## START

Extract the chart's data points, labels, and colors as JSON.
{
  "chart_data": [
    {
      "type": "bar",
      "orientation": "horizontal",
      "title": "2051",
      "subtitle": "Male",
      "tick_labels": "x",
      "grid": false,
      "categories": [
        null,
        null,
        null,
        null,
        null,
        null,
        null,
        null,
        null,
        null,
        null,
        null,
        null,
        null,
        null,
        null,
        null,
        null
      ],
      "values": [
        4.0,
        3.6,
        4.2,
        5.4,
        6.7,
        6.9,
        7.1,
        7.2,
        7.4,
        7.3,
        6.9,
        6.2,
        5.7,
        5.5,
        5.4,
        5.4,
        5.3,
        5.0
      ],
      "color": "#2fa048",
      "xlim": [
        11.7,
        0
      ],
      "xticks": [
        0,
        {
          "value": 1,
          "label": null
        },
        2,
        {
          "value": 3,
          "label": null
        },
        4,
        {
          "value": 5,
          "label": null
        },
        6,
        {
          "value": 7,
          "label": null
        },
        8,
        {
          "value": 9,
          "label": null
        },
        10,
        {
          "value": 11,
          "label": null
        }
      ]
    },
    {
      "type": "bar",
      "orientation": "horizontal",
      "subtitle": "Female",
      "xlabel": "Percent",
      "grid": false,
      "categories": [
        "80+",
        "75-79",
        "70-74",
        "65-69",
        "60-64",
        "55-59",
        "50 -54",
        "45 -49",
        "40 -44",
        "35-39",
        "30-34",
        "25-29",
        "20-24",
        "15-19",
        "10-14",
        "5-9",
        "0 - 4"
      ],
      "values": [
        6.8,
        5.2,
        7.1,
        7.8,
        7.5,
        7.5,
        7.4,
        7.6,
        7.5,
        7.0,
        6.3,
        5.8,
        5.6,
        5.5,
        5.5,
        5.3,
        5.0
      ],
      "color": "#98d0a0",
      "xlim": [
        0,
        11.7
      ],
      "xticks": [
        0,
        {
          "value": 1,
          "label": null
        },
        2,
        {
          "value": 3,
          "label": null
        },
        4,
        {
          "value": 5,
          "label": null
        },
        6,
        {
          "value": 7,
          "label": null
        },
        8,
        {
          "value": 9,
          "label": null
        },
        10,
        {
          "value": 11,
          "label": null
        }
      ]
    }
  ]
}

## END

What to do: Please quote every record above exactly as it appears.

Exercise result:
Extract the chart's data points, labels, and colors as JSON.
{
  "chart_data": [
    {
      "type": "bar",
      "orientation": "horizontal",
      "title": "2051",
      "subtitle": "Male",
      "tick_labels": "x",
      "grid": false,
      "categories": [
        null,
        null,
        null,
        null,
        null,
        null,
        null,
        null,
        null,
        null,
        null,
        null,
        null,
        null,
        null,
        null,
        null,
        null
      ],
      "values": [
        4.0,
        3.6,
        4.2,
        5.4,
        6.7,
        6.9,
        7.1,
        7.2,
        7.4,
        7.3,
        6.9,
        6.2,
        5.7,
        5.5,
        5.4,
        5.4,
        5.3,
        5.0
      ],
      "color": "#2fa048",
      "xlim": [
        11.7,
        0
      ],
      "xticks": [
        0,
        {
          "value": 1,
          "label": null
        },
        2,
        {
          "value": 3,
          "label": null
        },
        4,
        {
          "value": 5,
          "label": null
        },
        6,
        {
          "value": 7,
          "label": null
        },
        8,
        {
          "value": 9,
          "label": null
        },
        10,
        {
          "value": 11,
          "label": null
        }
      ]
    },
    {
      "type": "bar",
      "orientation": "horizontal",
      "subtitle": "Female",
      "xlabel": "Percent",
      "grid": false,
      "categories": [
        "80+",
        "75-79",
        "70-74",
        "65-69",
        "60-64",
        "55-59",
        "50 -54",
        "45 -49",
        "40 -44",
        "35-39",
        "30-34",
        "25-29",
        "20-24",
        "15-19",
        "10-14",
        "5-9",
        "0 - 4"
      ],
      "values": [
        6.8,
        5.2,
        7.1,
        7.8,
        7.5,
        7.5,
        7.4,
        7.6,
        7.5,
        7.0,
        6.3,
        5.8,
        5.6,
        5.5,
        5.5,
        5.3,
        5.0
      ],
      "color": "#98d0a0",
      "xlim": [
        0,
        11.7
      ],
      "xticks": [
        0,
        {
          "value": 1,
          "label": null
        },
        2,
        {
          "value": 3,
          "label": null
        },
        4,
        {
          "value": 5,
          "label": null
        },
        6,
        {
          "value": 7,
          "label": null
        },
        8,
        {
          "value": 9,
          "label": null
        },
        10,
        {
          "value": 11,
          "label": null
        }
      ]
    }
  ]
}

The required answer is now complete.